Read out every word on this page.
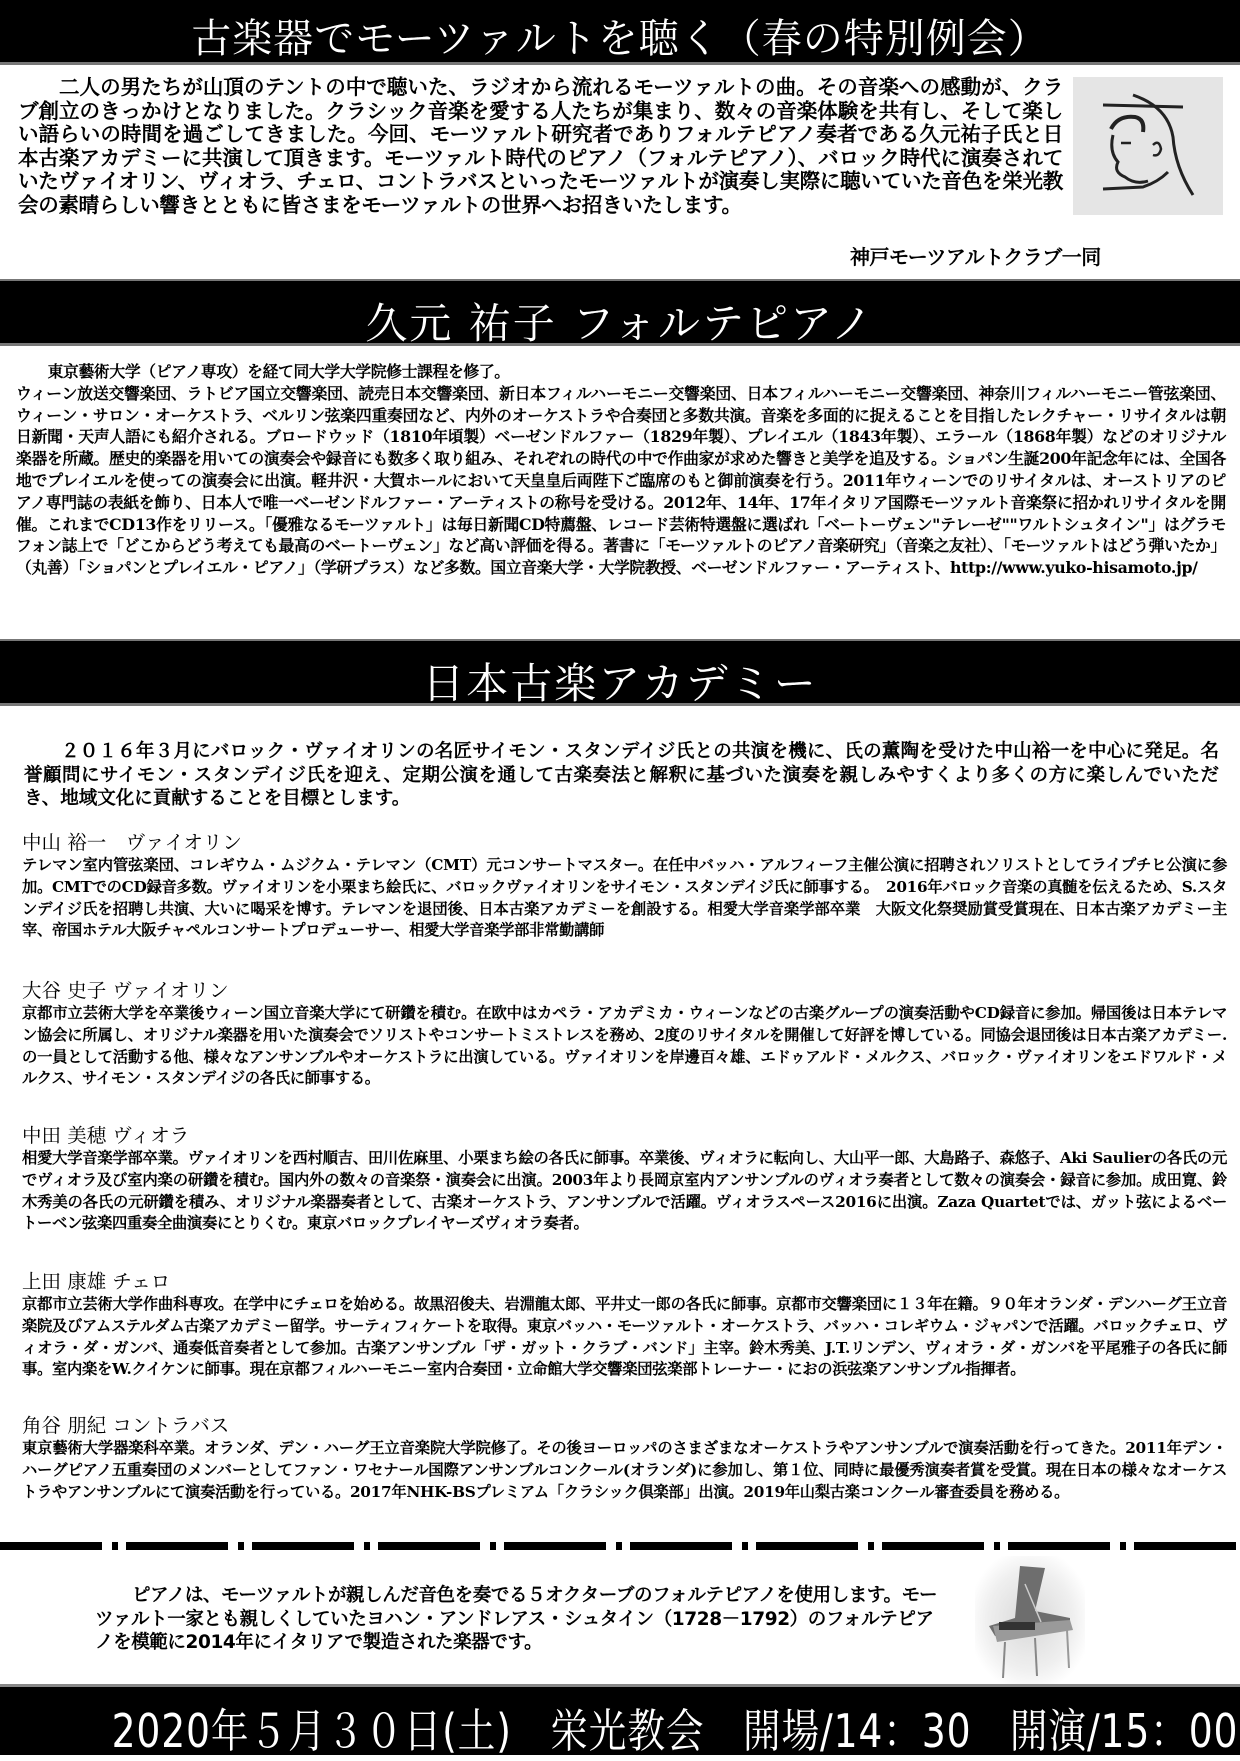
古楽器でモーツァルトを聴く（春の特別例会）

二人の男たちが山頂のテントの中で聴いた、ラジオから流れるモーツァルトの曲。その音楽への感動が、クラブ創立のきっかけとなりました。クラシック音楽を愛する人たちが集まり、数々の音楽体験を共有し、そして楽しい語らいの時間を過ごしてきました。今回、モーツァルト研究者でありフォルテピアノ奏者である久元祐子氏と日本古楽アカデミーに共演して頂きます。モーツァルト時代のピアノ（フォルテピアノ）、バロック時代に演奏されていたヴァイオリン、ヴィオラ、チェロ、コントラバスといったモーツァルトが演奏し実際に聴いていた音色を栄光教会の素晴らしい響きとともに皆さまをモーツァルトの世界へお招きいたします。

神戸モーツアルトクラブ一同
久元 祐子 フォルテピアノ

東京藝術大学（ピアノ専攻）を経て同大学大学院修士課程を修了。

ウィーン放送交響楽団、ラトビア国立交響楽団、読売日本交響楽団、新日本フィルハーモニー交響楽団、日本フィルハーモニー交響楽団、神奈川フィルハーモニー管弦楽団、ウィーン・サロン・オーケストラ、ベルリン弦楽四重奏団など、内外のオーケストラや合奏団と多数共演。音楽を多面的に捉えることを目指したレクチャー・リサイタルは朝日新聞・天声人語にも紹介される。ブロードウッド（1810年頃製）ベーゼンドルファー（1829年製）、プレイエル（1843年製）、エラール（1868年製）などのオリジナル楽器を所蔵。歴史的楽器を用いての演奏会や録音にも数多く取り組み、それぞれの時代の中で作曲家が求めた響きと美学を追及する。ショパン生誕200年記念年には、全国各地でプレイエルを使っての演奏会に出演。軽井沢・大賀ホールにおいて天皇皇后両陛下ご臨席のもと御前演奏を行う。2011年ウィーンでのリサイタルは、オーストリアのピアノ専門誌の表紙を飾り、日本人で唯一ベーゼンドルファー・アーティストの称号を受ける。2012年、14年、17年イタリア国際モーツァルト音楽祭に招かれリサイタルを開催。これまでCD13作をリリース。「優雅なるモーツァルト」は毎日新聞CD特薦盤、レコード芸術特選盤に選ばれ「ベートーヴェン"テレーゼ""ワルトシュタイン"」はグラモフォン誌上で「どこからどう考えても最高のベートーヴェン」など高い評価を得る。著書に「モーツァルトのピアノ音楽研究」（音楽之友社）、「モーツァルトはどう弾いたか」（丸善）「ショパンとプレイエル・ピアノ」（学研プラス）など多数。国立音楽大学・大学院教授、ベーゼンドルファー・アーティスト、http://www.yuko-hisamoto.jp/

日本古楽アカデミー

２０１６年３月にバロック・ヴァイオリンの名匠サイモン・スタンデイジ氏との共演を機に、氏の薫陶を受けた中山裕一を中心に発足。名誉顧問にサイモン・スタンデイジ氏を迎え、定期公演を通して古楽奏法と解釈に基づいた演奏を親しみやすくより多くの方に楽しんでいただき、地域文化に貢献することを目標とします。

中山 裕一　ヴァイオリン
テレマン室内管弦楽団、コレギウム・ムジクム・テレマン（CMT）元コンサートマスター。在任中バッハ・アルフィーフ主催公演に招聘されソリストとしてライプチヒ公演に参加。CMTでのCD録音多数。ヴァイオリンを小栗まち絵氏に、バロックヴァイオリンをサイモン・スタンデイジ氏に師事する。　2016年バロック音楽の真髄を伝えるため、S.スタンデイジ氏を招聘し共演、大いに喝采を博す。テレマンを退団後、日本古楽アカデミーを創設する。相愛大学音楽学部卒業　大阪文化祭奨励賞受賞現在、日本古楽アカデミー主宰、帝国ホテル大阪チャペルコンサートプロデューサー、相愛大学音楽学部非常勤講師
大谷 史子 ヴァイオリン
京都市立芸術大学を卒業後ウィーン国立音楽大学にて研鑽を積む。在欧中はカペラ・アカデミカ・ウィーンなどの古楽グループの演奏活動やCD録音に参加。帰国後は日本テレマン協会に所属し、オリジナル楽器を用いた演奏会でソリストやコンサートミストレスを務め、2度のリサイタルを開催して好評を博している。同協会退団後は日本古楽アカデミー.の一員として活動する他、様々なアンサンブルやオーケストラに出演している。ヴァイオリンを岸邊百々雄、エドゥアルド・メルクス、バロック・ヴァイオリンをエドワルド・メルクス、サイモン・スタンデイジの各氏に師事する。
中田 美穂 ヴィオラ
相愛大学音楽学部卒業。ヴァイオリンを西村順吉、田川佐麻里、小栗まち絵の各氏に師事。卒業後、ヴィオラに転向し、大山平一郎、大島路子、森悠子、Aki Saulierの各氏の元でヴィオラ及び室内楽の研鑽を積む。国内外の数々の音楽祭・演奏会に出演。2003年より長岡京室内アンサンブルのヴィオラ奏者として数々の演奏会・録音に参加。成田寛、鈴木秀美の各氏の元研鑽を積み、オリジナル楽器奏者として、古楽オーケストラ、アンサンブルで活躍。ヴィオラスペース2016に出演。Zaza Quartetでは、ガット弦によるベートーベン弦楽四重奏全曲演奏にとりくむ。東京バロックプレイヤーズヴィオラ奏者。
上田 康雄 チェロ
京都市立芸術大学作曲科専攻。在学中にチェロを始める。故黒沼俊夫、岩淵龍太郎、平井丈一郎の各氏に師事。京都市交響楽団に１３年在籍。９０年オランダ・デンハーグ王立音楽院及びアムステルダム古楽アカデミー留学。サーティフィケートを取得。東京バッハ・モーツァルト・オーケストラ、バッハ・コレギウム・ジャパンで活躍。バロックチェロ、ヴィオラ・ダ・ガンバ、通奏低音奏者として参加。古楽アンサンブル「ザ・ガット・クラブ・バンド」主宰。鈴木秀美、J.T.リンデン、ヴィオラ・ダ・ガンバを平尾雅子の各氏に師事。室内楽をW.クイケンに師事。現在京都フィルハーモニー室内合奏団・立命館大学交響楽団弦楽部トレーナー・におの浜弦楽アンサンブル指揮者。
角谷 朋紀 コントラバス
東京藝術大学器楽科卒業。オランダ、デン・ハーグ王立音楽院大学院修了。その後ヨーロッパのさまざまなオーケストラやアンサンブルで演奏活動を行ってきた。2011年デン・ハーグピアノ五重奏団のメンバーとしてファン・ワセナール国際アンサンブルコンクール(オランダ)に参加し、第１位、同時に最優秀演奏者賞を受賞。現在日本の様々なオーケストラやアンサンブルにて演奏活動を行っている。2017年NHK-BSプレミアム「クラシック倶楽部」出演。2019年山梨古楽コンクール審査委員を務める。

ピアノは、モーツァルトが親しんだ音色を奏でる５オクターブのフォルテピアノを使用します。モーツァルト一家とも親しくしていたヨハン・アンドレアス・シュタイン（1728－1792）のフォルテピアノを模範に2014年にイタリアで製造された楽器です。

2020年５月３０日(土)　栄光教会　開場/14：30　開演/15：00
· · · · · · ·
▸ Set task:
Set the pictures aside and transcribe the data above exactly.

▸ Correct answer:
Read out every word on this page.
古楽器でモーツァルトを聴く（春の特別例会）

二人の男たちが山頂のテントの中で聴いた、ラジオから流れるモーツァルトの曲。その音楽への感動が、クラブ創立のきっかけとなりました。クラシック音楽を愛する人たちが集まり、数々の音楽体験を共有し、そして楽しい語らいの時間を過ごしてきました。今回、モーツァルト研究者でありフォルテピアノ奏者である久元祐子氏と日本古楽アカデミーに共演して頂きます。モーツァルト時代のピアノ（フォルテピアノ）、バロック時代に演奏されていたヴァイオリン、ヴィオラ、チェロ、コントラバスといったモーツァルトが演奏し実際に聴いていた音色を栄光教会の素晴らしい響きとともに皆さまをモーツァルトの世界へお招きいたします。

神戸モーツアルトクラブ一同
久元 祐子 フォルテピアノ

東京藝術大学（ピアノ専攻）を経て同大学大学院修士課程を修了。

ウィーン放送交響楽団、ラトビア国立交響楽団、読売日本交響楽団、新日本フィルハーモニー交響楽団、日本フィルハーモニー交響楽団、神奈川フィルハーモニー管弦楽団、ウィーン・サロン・オーケストラ、ベルリン弦楽四重奏団など、内外のオーケストラや合奏団と多数共演。音楽を多面的に捉えることを目指したレクチャー・リサイタルは朝日新聞・天声人語にも紹介される。ブロードウッド（1810年頃製）ベーゼンドルファー（1829年製）、プレイエル（1843年製）、エラール（1868年製）などのオリジナル楽器を所蔵。歴史的楽器を用いての演奏会や録音にも数多く取り組み、それぞれの時代の中で作曲家が求めた響きと美学を追及する。ショパン生誕200年記念年には、全国各地でプレイエルを使っての演奏会に出演。軽井沢・大賀ホールにおいて天皇皇后両陛下ご臨席のもと御前演奏を行う。2011年ウィーンでのリサイタルは、オーストリアのピアノ専門誌の表紙を飾り、日本人で唯一ベーゼンドルファー・アーティストの称号を受ける。2012年、14年、17年イタリア国際モーツァルト音楽祭に招かれリサイタルを開催。これまでCD13作をリリース。「優雅なるモーツァルト」は毎日新聞CD特薦盤、レコード芸術特選盤に選ばれ「ベートーヴェン"テレーゼ""ワルトシュタイン"」はグラモフォン誌上で「どこからどう考えても最高のベートーヴェン」など高い評価を得る。著書に「モーツァルトのピアノ音楽研究」（音楽之友社）、「モーツァルトはどう弾いたか」（丸善）「ショパンとプレイエル・ピアノ」（学研プラス）など多数。国立音楽大学・大学院教授、ベーゼンドルファー・アーティスト、http://www.yuko-hisamoto.jp/

日本古楽アカデミー

２０１６年３月にバロック・ヴァイオリンの名匠サイモン・スタンデイジ氏との共演を機に、氏の薫陶を受けた中山裕一を中心に発足。名誉顧問にサイモン・スタンデイジ氏を迎え、定期公演を通して古楽奏法と解釈に基づいた演奏を親しみやすくより多くの方に楽しんでいただき、地域文化に貢献することを目標とします。

中山 裕一　ヴァイオリン
テレマン室内管弦楽団、コレギウム・ムジクム・テレマン（CMT）元コンサートマスター。在任中バッハ・アルフィーフ主催公演に招聘されソリストとしてライプチヒ公演に参加。CMTでのCD録音多数。ヴァイオリンを小栗まち絵氏に、バロックヴァイオリンをサイモン・スタンデイジ氏に師事する。　2016年バロック音楽の真髄を伝えるため、S.スタンデイジ氏を招聘し共演、大いに喝采を博す。テレマンを退団後、日本古楽アカデミーを創設する。相愛大学音楽学部卒業　大阪文化祭奨励賞受賞現在、日本古楽アカデミー主宰、帝国ホテル大阪チャペルコンサートプロデューサー、相愛大学音楽学部非常勤講師
大谷 史子 ヴァイオリン
京都市立芸術大学を卒業後ウィーン国立音楽大学にて研鑽を積む。在欧中はカペラ・アカデミカ・ウィーンなどの古楽グループの演奏活動やCD録音に参加。帰国後は日本テレマン協会に所属し、オリジナル楽器を用いた演奏会でソリストやコンサートミストレスを務め、2度のリサイタルを開催して好評を博している。同協会退団後は日本古楽アカデミー.の一員として活動する他、様々なアンサンブルやオーケストラに出演している。ヴァイオリンを岸邊百々雄、エドゥアルド・メルクス、バロック・ヴァイオリンをエドワルド・メルクス、サイモン・スタンデイジの各氏に師事する。
中田 美穂 ヴィオラ
相愛大学音楽学部卒業。ヴァイオリンを西村順吉、田川佐麻里、小栗まち絵の各氏に師事。卒業後、ヴィオラに転向し、大山平一郎、大島路子、森悠子、Aki Saulierの各氏の元でヴィオラ及び室内楽の研鑽を積む。国内外の数々の音楽祭・演奏会に出演。2003年より長岡京室内アンサンブルのヴィオラ奏者として数々の演奏会・録音に参加。成田寛、鈴木秀美の各氏の元研鑽を積み、オリジナル楽器奏者として、古楽オーケストラ、アンサンブルで活躍。ヴィオラスペース2016に出演。Zaza Quartetでは、ガット弦によるベートーベン弦楽四重奏全曲演奏にとりくむ。東京バロックプレイヤーズヴィオラ奏者。
上田 康雄 チェロ
京都市立芸術大学作曲科専攻。在学中にチェロを始める。故黒沼俊夫、岩淵龍太郎、平井丈一郎の各氏に師事。京都市交響楽団に１３年在籍。９０年オランダ・デンハーグ王立音楽院及びアムステルダム古楽アカデミー留学。サーティフィケートを取得。東京バッハ・モーツァルト・オーケストラ、バッハ・コレギウム・ジャパンで活躍。バロックチェロ、ヴィオラ・ダ・ガンバ、通奏低音奏者として参加。古楽アンサンブル「ザ・ガット・クラブ・バンド」主宰。鈴木秀美、J.T.リンデン、ヴィオラ・ダ・ガンバを平尾雅子の各氏に師事。室内楽をW.クイケンに師事。現在京都フィルハーモニー室内合奏団・立命館大学交響楽団弦楽部トレーナー・におの浜弦楽アンサンブル指揮者。
角谷 朋紀 コントラバス
東京藝術大学器楽科卒業。オランダ、デン・ハーグ王立音楽院大学院修了。その後ヨーロッパのさまざまなオーケストラやアンサンブルで演奏活動を行ってきた。2011年デン・ハーグピアノ五重奏団のメンバーとしてファン・ワセナール国際アンサンブルコンクール(オランダ)に参加し、第１位、同時に最優秀演奏者賞を受賞。現在日本の様々なオーケストラやアンサンブルにて演奏活動を行っている。2017年NHK-BSプレミアム「クラシック倶楽部」出演。2019年山梨古楽コンクール審査委員を務める。

ピアノは、モーツァルトが親しんだ音色を奏でる５オクターブのフォルテピアノを使用します。モーツァルト一家とも親しくしていたヨハン・アンドレアス・シュタイン（1728－1792）のフォルテピアノを模範に2014年にイタリアで製造された楽器です。

2020年５月３０日(土)　栄光教会　開場/14：30　開演/15：00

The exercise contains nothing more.